(Objective): In this exercise, reproduce all the entries that follow exactly.

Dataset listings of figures
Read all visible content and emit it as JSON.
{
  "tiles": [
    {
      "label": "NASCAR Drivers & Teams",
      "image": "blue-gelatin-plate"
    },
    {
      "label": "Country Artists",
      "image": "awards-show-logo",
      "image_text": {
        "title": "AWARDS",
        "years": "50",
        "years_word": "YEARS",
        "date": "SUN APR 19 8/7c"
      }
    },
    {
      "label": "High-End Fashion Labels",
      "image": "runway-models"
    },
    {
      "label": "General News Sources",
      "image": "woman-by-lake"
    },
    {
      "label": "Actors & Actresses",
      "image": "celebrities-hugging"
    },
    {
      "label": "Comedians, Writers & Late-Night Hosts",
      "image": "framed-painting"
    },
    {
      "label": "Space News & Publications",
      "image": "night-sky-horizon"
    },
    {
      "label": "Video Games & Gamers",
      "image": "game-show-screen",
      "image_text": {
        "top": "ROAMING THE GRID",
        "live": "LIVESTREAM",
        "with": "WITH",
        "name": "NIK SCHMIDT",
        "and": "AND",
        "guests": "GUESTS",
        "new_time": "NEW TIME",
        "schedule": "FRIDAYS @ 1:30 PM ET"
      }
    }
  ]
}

(Problem solution):
Read all visible content and emit it as JSON.
{
  "tiles": [
    {
      "label": "NASCAR Drivers & Teams",
      "image": "blue-gelatin-plate"
    },
    {
      "label": "Country Artists",
      "image": "awards-show-logo",
      "image_text": {
        "title": "AWARDS",
        "years": "50",
        "years_word": "YEARS",
        "date": "SUN APR 19 8/7c"
      }
    },
    {
      "label": "High-End Fashion Labels",
      "image": "runway-models"
    },
    {
      "label": "General News Sources",
      "image": "woman-by-lake"
    },
    {
      "label": "Actors & Actresses",
      "image": "celebrities-hugging"
    },
    {
      "label": "Comedians, Writers & Late-Night Hosts",
      "image": "framed-painting"
    },
    {
      "label": "Space News & Publications",
      "image": "night-sky-horizon"
    },
    {
      "label": "Video Games & Gamers",
      "image": "game-show-screen",
      "image_text": {
        "top": "ROAMING THE GRID",
        "live": "LIVESTREAM",
        "with": "WITH",
        "name": "NIK SCHMIDT",
        "and": "AND",
        "guests": "GUESTS",
        "new_time": "NEW TIME",
        "schedule": "FRIDAYS @ 1:30 PM ET"
      }
    }
  ]
}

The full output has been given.